ABOUT THIS TASK:
Check every line of the entries below for the word "ExAC", then give only the number of lines that have it.

RECORDS FOR PROCESSING:
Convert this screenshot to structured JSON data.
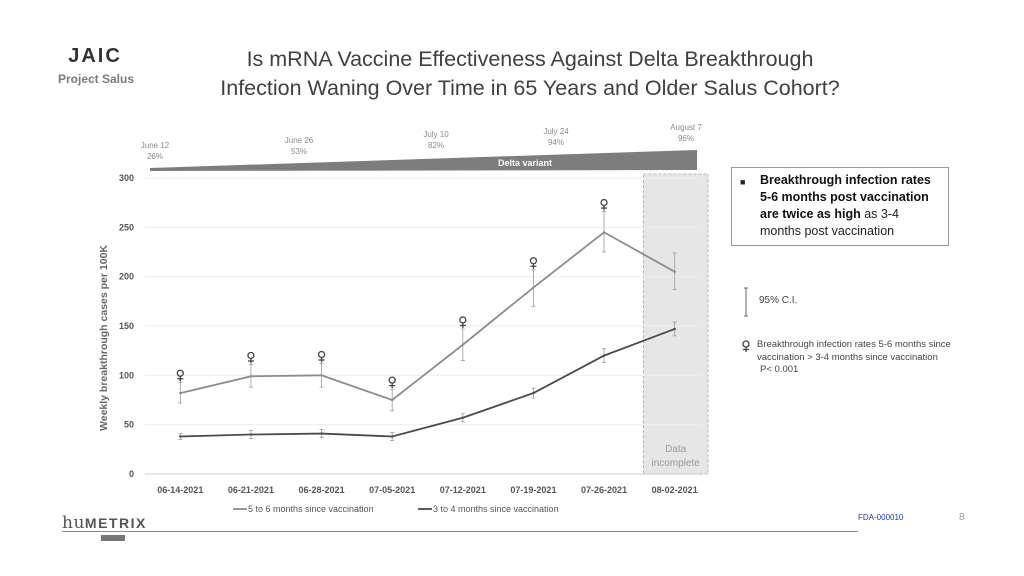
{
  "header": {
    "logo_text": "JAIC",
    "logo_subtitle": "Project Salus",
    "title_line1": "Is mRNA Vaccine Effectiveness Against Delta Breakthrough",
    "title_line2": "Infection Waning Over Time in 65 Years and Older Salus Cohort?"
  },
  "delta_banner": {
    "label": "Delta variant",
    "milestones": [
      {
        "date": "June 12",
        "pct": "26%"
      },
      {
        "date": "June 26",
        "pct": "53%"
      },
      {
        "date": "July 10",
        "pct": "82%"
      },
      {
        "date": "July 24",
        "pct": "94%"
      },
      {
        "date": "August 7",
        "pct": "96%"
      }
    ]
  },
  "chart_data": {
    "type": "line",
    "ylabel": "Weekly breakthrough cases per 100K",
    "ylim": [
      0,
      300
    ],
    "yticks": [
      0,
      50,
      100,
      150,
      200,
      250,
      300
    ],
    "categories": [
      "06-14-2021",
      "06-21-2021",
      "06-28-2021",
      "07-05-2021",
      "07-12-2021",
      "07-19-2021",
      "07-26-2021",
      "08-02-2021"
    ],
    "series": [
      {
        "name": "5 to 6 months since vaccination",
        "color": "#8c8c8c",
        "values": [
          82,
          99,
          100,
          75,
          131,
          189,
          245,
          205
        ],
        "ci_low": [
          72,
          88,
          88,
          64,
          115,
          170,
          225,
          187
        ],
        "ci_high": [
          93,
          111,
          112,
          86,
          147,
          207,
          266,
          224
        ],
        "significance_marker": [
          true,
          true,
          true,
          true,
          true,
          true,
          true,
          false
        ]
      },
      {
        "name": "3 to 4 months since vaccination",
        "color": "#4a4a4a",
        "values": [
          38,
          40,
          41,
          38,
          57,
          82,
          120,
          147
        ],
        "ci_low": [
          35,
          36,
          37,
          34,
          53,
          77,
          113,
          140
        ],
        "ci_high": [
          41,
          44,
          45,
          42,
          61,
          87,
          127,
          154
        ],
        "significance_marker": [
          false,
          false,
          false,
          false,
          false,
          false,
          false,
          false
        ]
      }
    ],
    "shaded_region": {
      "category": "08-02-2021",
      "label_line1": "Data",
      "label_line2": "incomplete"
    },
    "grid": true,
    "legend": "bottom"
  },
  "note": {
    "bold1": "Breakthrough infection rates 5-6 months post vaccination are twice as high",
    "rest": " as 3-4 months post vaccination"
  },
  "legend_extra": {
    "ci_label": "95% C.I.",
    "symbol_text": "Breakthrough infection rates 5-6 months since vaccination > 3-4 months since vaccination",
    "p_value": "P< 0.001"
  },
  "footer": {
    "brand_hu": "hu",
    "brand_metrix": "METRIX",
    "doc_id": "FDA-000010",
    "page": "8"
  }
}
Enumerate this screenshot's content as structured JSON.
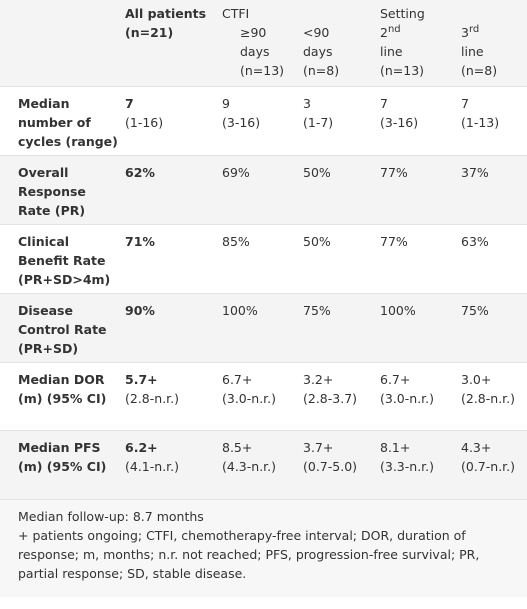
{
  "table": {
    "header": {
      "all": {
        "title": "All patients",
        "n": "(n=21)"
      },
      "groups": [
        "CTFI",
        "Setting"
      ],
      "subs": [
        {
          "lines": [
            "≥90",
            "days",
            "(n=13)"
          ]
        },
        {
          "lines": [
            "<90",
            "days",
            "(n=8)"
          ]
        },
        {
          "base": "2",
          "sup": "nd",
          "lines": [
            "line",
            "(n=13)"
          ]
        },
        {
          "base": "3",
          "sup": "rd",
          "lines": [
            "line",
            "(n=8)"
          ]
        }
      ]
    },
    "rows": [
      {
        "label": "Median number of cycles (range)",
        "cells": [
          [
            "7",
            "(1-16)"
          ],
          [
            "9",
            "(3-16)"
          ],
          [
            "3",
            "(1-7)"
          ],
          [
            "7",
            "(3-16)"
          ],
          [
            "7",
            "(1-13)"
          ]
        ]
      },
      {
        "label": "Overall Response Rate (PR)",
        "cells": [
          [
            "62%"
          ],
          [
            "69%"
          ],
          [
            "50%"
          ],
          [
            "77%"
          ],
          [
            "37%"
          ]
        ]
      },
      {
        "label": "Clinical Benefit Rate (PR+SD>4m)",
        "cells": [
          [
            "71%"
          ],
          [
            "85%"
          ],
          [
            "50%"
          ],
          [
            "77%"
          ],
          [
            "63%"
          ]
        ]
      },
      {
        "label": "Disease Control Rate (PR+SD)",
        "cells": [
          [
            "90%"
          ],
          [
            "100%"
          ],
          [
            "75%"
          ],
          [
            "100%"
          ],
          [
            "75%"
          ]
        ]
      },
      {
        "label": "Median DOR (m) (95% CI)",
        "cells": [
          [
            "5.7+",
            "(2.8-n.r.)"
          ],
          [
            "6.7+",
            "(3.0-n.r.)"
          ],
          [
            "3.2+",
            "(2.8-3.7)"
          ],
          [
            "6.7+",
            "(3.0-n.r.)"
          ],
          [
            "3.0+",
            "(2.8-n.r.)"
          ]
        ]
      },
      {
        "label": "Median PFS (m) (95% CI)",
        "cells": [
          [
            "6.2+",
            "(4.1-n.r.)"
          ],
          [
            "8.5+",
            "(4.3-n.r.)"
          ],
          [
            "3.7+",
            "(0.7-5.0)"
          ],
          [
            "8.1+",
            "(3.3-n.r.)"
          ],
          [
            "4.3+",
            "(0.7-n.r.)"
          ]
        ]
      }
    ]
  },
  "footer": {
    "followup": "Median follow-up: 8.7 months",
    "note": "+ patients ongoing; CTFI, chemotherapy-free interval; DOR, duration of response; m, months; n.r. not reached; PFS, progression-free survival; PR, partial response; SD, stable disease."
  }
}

...

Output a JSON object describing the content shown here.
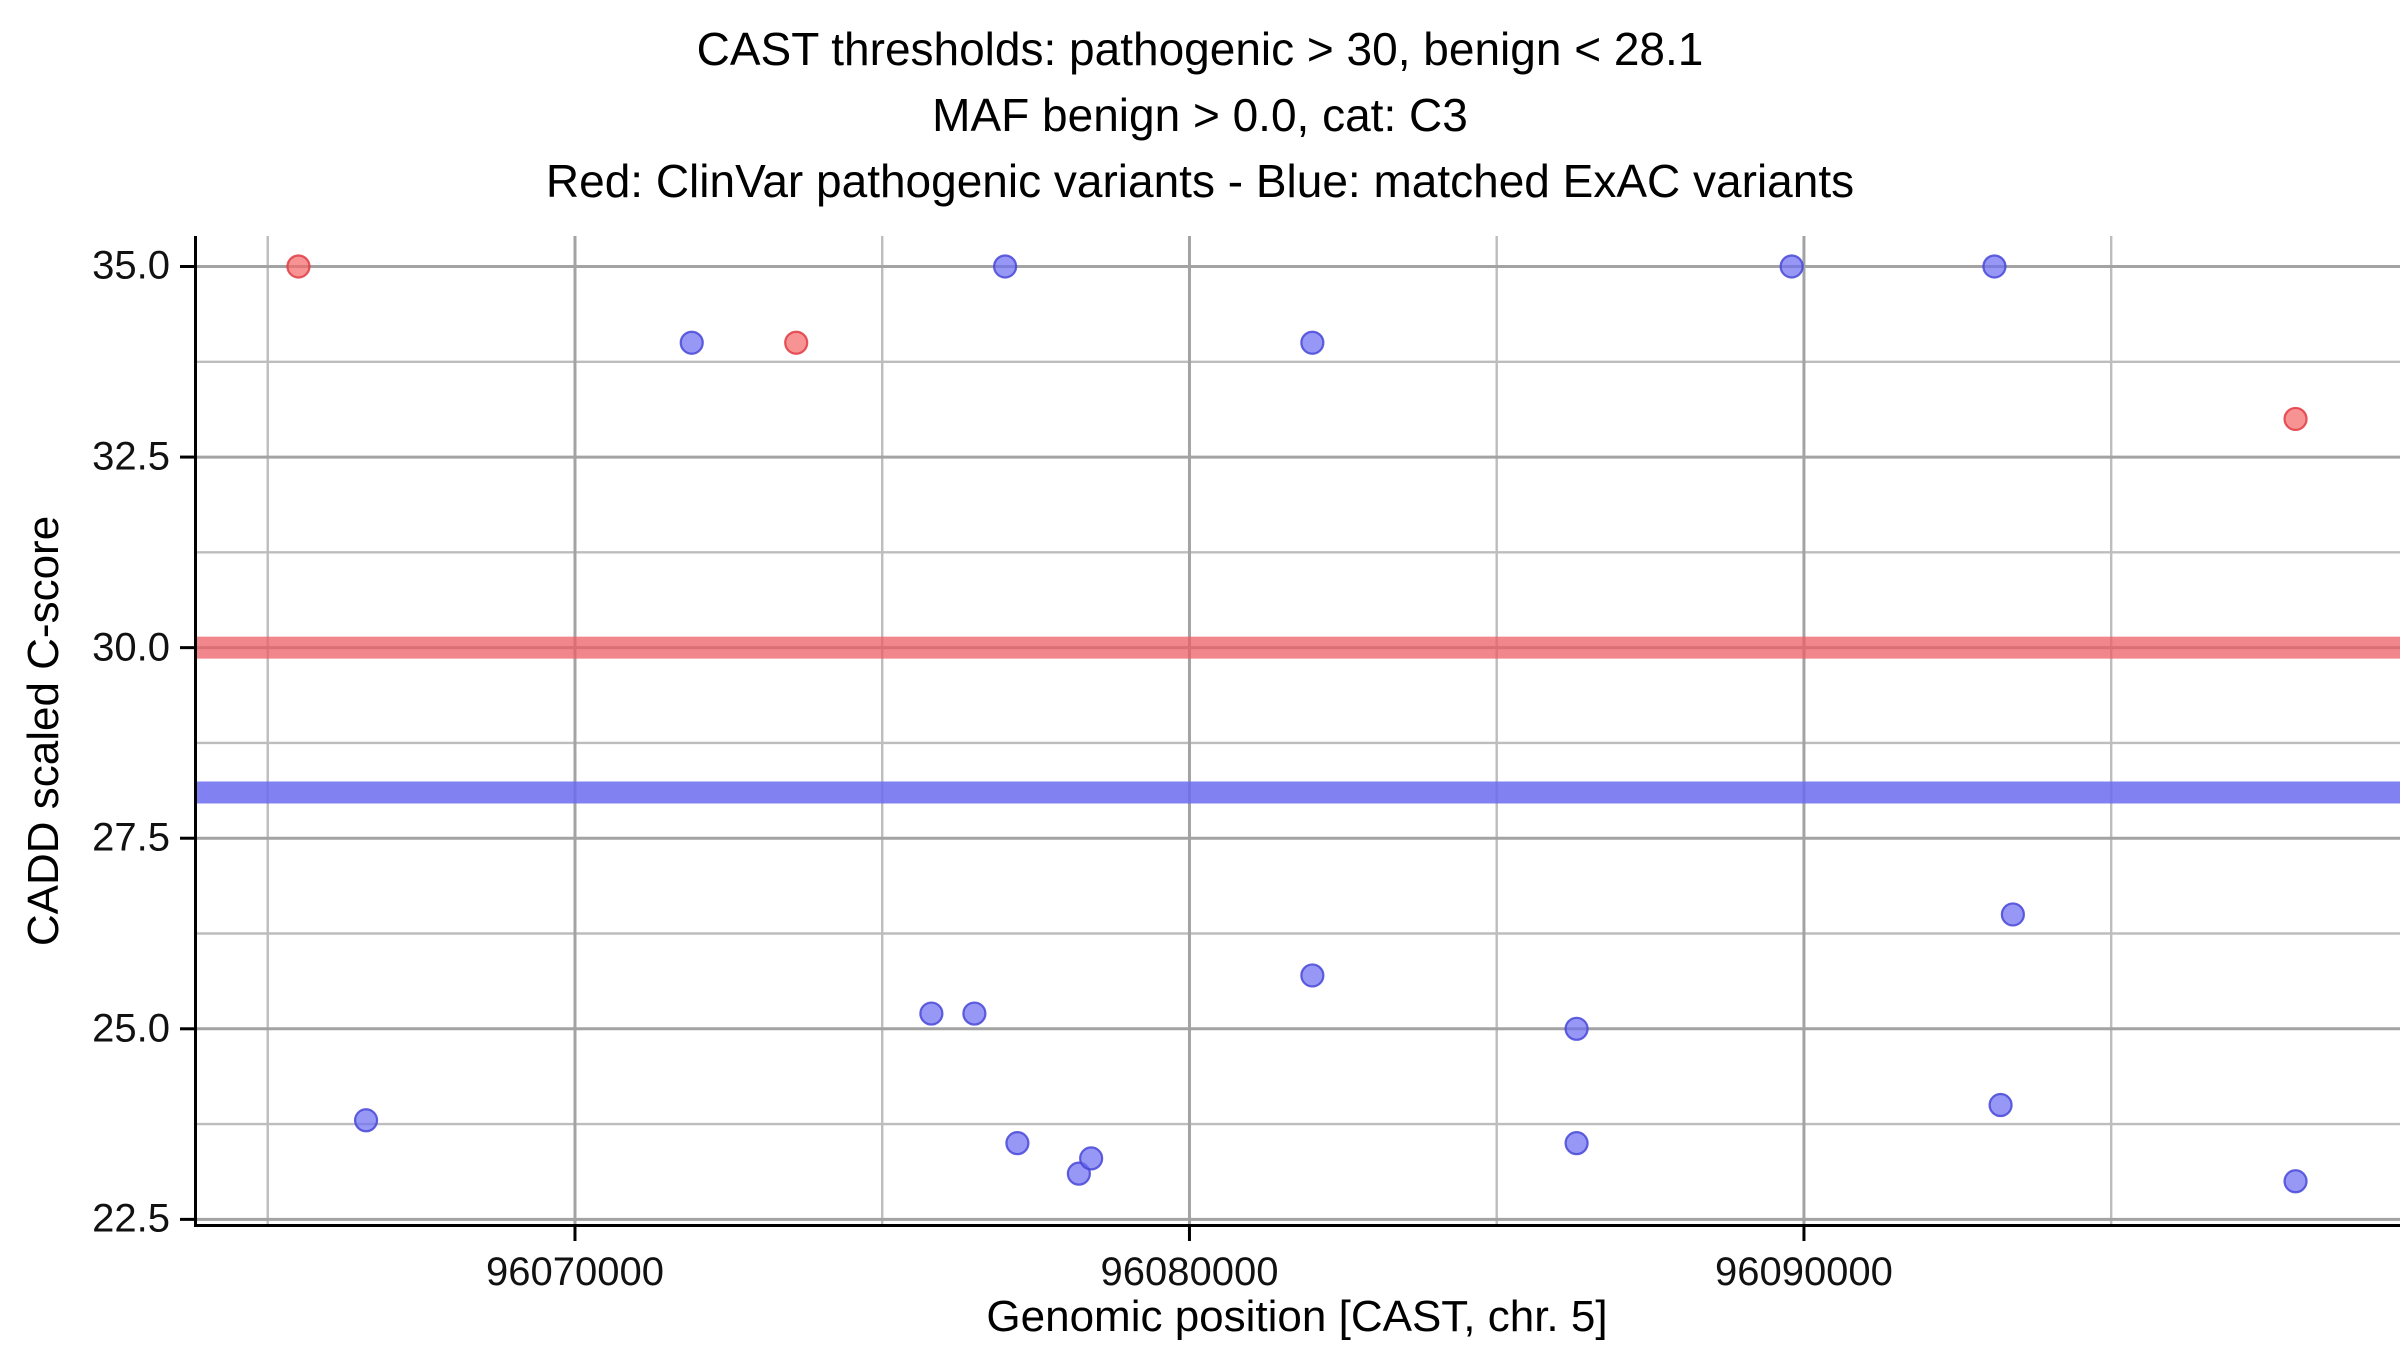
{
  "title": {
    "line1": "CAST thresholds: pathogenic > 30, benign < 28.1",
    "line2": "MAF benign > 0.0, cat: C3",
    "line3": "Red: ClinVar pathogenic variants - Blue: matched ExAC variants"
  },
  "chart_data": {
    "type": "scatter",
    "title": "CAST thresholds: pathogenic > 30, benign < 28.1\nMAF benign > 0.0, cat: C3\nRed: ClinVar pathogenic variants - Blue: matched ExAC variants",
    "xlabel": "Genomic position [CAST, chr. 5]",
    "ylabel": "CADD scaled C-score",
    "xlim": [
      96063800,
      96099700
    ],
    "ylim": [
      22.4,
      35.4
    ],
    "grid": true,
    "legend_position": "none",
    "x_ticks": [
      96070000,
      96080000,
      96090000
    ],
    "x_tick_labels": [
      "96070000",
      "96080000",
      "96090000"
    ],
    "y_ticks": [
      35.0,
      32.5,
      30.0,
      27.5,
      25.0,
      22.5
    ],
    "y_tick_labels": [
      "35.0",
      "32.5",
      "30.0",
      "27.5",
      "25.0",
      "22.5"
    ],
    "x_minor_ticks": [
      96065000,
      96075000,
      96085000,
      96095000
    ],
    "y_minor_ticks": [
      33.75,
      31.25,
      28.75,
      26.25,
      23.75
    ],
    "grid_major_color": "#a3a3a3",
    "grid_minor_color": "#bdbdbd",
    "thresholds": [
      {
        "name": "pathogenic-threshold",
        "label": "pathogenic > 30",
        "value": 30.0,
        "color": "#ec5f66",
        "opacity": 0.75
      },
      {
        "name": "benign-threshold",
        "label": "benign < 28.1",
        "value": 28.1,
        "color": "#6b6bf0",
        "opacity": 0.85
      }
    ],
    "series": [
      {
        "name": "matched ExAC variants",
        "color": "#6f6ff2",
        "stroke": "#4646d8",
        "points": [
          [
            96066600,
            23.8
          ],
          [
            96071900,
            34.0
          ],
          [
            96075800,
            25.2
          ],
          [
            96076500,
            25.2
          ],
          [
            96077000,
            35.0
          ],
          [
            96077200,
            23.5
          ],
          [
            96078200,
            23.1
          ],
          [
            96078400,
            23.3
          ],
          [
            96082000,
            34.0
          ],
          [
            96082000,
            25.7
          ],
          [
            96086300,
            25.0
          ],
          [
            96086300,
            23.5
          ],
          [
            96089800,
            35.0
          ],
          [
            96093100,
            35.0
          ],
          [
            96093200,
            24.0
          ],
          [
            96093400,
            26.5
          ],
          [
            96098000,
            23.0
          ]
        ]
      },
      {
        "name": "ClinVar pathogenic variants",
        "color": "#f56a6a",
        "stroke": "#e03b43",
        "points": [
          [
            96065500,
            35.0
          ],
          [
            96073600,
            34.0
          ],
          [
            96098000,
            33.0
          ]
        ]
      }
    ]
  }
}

RESULT OF THIS EXERCISE:
3